DIRECTION: Can you output the records below exactly as they are written?

## Start RECORDS SHOWN

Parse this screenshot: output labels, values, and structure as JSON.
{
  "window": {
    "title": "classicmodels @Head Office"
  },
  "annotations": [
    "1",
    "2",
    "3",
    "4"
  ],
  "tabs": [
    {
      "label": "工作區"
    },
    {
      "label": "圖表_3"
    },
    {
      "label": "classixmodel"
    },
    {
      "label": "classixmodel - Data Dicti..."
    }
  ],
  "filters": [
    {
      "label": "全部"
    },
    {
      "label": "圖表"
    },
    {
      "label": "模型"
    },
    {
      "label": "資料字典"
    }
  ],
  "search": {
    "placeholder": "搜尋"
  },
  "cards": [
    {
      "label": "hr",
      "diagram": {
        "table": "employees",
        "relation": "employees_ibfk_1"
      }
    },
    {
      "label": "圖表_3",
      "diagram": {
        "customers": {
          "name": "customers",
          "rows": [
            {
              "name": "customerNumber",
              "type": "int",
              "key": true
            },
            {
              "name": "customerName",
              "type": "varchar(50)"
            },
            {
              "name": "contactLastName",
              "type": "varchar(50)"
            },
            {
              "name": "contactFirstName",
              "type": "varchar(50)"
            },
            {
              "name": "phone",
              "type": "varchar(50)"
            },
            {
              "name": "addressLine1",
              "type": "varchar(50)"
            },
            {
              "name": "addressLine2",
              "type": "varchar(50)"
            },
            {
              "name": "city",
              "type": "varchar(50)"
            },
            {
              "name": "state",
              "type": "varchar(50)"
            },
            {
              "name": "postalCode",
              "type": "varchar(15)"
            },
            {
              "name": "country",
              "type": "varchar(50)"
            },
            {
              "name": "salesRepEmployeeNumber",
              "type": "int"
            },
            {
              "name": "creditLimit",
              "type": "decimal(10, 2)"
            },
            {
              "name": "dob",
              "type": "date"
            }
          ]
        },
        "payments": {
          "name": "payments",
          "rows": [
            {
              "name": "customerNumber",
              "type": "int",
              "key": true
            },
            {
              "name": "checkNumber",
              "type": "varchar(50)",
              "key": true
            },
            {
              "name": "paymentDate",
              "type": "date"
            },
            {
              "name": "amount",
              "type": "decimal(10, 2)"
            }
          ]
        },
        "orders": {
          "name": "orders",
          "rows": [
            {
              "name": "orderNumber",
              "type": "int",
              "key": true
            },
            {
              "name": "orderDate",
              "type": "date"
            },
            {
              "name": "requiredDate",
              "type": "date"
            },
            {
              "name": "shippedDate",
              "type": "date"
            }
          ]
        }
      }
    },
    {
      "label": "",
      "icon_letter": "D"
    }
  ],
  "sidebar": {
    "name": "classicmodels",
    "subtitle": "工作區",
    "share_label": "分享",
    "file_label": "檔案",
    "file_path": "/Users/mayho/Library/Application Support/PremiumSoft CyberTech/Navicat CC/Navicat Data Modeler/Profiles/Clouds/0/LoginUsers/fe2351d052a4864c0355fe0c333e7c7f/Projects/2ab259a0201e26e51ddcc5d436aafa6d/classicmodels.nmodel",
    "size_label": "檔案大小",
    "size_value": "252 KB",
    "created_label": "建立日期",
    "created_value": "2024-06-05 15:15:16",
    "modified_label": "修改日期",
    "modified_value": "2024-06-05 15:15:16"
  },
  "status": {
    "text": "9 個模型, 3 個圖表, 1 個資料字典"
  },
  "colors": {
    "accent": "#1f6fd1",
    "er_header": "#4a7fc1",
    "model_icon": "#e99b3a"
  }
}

## End RECORDS SHOWN

RESULT:
Parse this screenshot: output labels, values, and structure as JSON.
{
  "window": {
    "title": "classicmodels @Head Office"
  },
  "annotations": [
    "1",
    "2",
    "3",
    "4"
  ],
  "tabs": [
    {
      "label": "工作區"
    },
    {
      "label": "圖表_3"
    },
    {
      "label": "classixmodel"
    },
    {
      "label": "classixmodel - Data Dicti..."
    }
  ],
  "filters": [
    {
      "label": "全部"
    },
    {
      "label": "圖表"
    },
    {
      "label": "模型"
    },
    {
      "label": "資料字典"
    }
  ],
  "search": {
    "placeholder": "搜尋"
  },
  "cards": [
    {
      "label": "hr",
      "diagram": {
        "table": "employees",
        "relation": "employees_ibfk_1"
      }
    },
    {
      "label": "圖表_3",
      "diagram": {
        "customers": {
          "name": "customers",
          "rows": [
            {
              "name": "customerNumber",
              "type": "int",
              "key": true
            },
            {
              "name": "customerName",
              "type": "varchar(50)"
            },
            {
              "name": "contactLastName",
              "type": "varchar(50)"
            },
            {
              "name": "contactFirstName",
              "type": "varchar(50)"
            },
            {
              "name": "phone",
              "type": "varchar(50)"
            },
            {
              "name": "addressLine1",
              "type": "varchar(50)"
            },
            {
              "name": "addressLine2",
              "type": "varchar(50)"
            },
            {
              "name": "city",
              "type": "varchar(50)"
            },
            {
              "name": "state",
              "type": "varchar(50)"
            },
            {
              "name": "postalCode",
              "type": "varchar(15)"
            },
            {
              "name": "country",
              "type": "varchar(50)"
            },
            {
              "name": "salesRepEmployeeNumber",
              "type": "int"
            },
            {
              "name": "creditLimit",
              "type": "decimal(10, 2)"
            },
            {
              "name": "dob",
              "type": "date"
            }
          ]
        },
        "payments": {
          "name": "payments",
          "rows": [
            {
              "name": "customerNumber",
              "type": "int",
              "key": true
            },
            {
              "name": "checkNumber",
              "type": "varchar(50)",
              "key": true
            },
            {
              "name": "paymentDate",
              "type": "date"
            },
            {
              "name": "amount",
              "type": "decimal(10, 2)"
            }
          ]
        },
        "orders": {
          "name": "orders",
          "rows": [
            {
              "name": "orderNumber",
              "type": "int",
              "key": true
            },
            {
              "name": "orderDate",
              "type": "date"
            },
            {
              "name": "requiredDate",
              "type": "date"
            },
            {
              "name": "shippedDate",
              "type": "date"
            }
          ]
        }
      }
    },
    {
      "label": "",
      "icon_letter": "D"
    }
  ],
  "sidebar": {
    "name": "classicmodels",
    "subtitle": "工作區",
    "share_label": "分享",
    "file_label": "檔案",
    "file_path": "/Users/mayho/Library/Application Support/PremiumSoft CyberTech/Navicat CC/Navicat Data Modeler/Profiles/Clouds/0/LoginUsers/fe2351d052a4864c0355fe0c333e7c7f/Projects/2ab259a0201e26e51ddcc5d436aafa6d/classicmodels.nmodel",
    "size_label": "檔案大小",
    "size_value": "252 KB",
    "created_label": "建立日期",
    "created_value": "2024-06-05 15:15:16",
    "modified_label": "修改日期",
    "modified_value": "2024-06-05 15:15:16"
  },
  "status": {
    "text": "9 個模型, 3 個圖表, 1 個資料字典"
  },
  "colors": {
    "accent": "#1f6fd1",
    "er_header": "#4a7fc1",
    "model_icon": "#e99b3a"
  }
}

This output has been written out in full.